◆ Listed records:
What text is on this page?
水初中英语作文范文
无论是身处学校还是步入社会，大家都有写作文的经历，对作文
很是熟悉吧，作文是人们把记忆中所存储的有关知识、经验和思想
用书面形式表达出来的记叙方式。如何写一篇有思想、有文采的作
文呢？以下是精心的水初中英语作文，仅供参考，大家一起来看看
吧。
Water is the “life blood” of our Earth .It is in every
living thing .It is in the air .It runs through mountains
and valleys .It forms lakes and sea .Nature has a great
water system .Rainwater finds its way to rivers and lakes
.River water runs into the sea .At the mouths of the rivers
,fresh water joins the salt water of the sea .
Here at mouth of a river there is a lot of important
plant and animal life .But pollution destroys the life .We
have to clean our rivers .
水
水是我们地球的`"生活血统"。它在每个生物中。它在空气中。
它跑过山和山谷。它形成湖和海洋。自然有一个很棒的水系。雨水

--

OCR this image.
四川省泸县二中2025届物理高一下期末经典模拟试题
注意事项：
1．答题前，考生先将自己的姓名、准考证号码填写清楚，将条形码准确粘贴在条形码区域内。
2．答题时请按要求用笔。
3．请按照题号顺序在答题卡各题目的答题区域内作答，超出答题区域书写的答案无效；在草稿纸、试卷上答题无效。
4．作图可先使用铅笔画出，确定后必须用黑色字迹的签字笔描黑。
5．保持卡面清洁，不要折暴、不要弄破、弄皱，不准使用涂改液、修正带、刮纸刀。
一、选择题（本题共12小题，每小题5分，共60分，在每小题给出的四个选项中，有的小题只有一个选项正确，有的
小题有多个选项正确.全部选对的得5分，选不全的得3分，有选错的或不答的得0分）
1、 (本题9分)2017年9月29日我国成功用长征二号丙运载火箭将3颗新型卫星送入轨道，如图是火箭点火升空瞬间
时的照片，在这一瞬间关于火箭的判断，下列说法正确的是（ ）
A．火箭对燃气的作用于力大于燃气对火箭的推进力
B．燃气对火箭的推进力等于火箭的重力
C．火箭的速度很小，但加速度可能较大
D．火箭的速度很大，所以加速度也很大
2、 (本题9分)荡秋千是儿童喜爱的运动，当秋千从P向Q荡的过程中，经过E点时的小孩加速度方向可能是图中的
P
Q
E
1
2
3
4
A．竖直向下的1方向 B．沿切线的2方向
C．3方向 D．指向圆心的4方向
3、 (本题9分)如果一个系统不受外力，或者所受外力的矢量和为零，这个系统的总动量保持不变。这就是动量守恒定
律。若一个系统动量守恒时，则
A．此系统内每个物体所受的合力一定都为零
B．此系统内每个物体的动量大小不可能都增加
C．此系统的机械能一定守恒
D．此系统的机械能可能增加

◆ Problem requirements: In how many lines does the word "rivers" appear? Respond with the number alone.

◆ Final answer: 3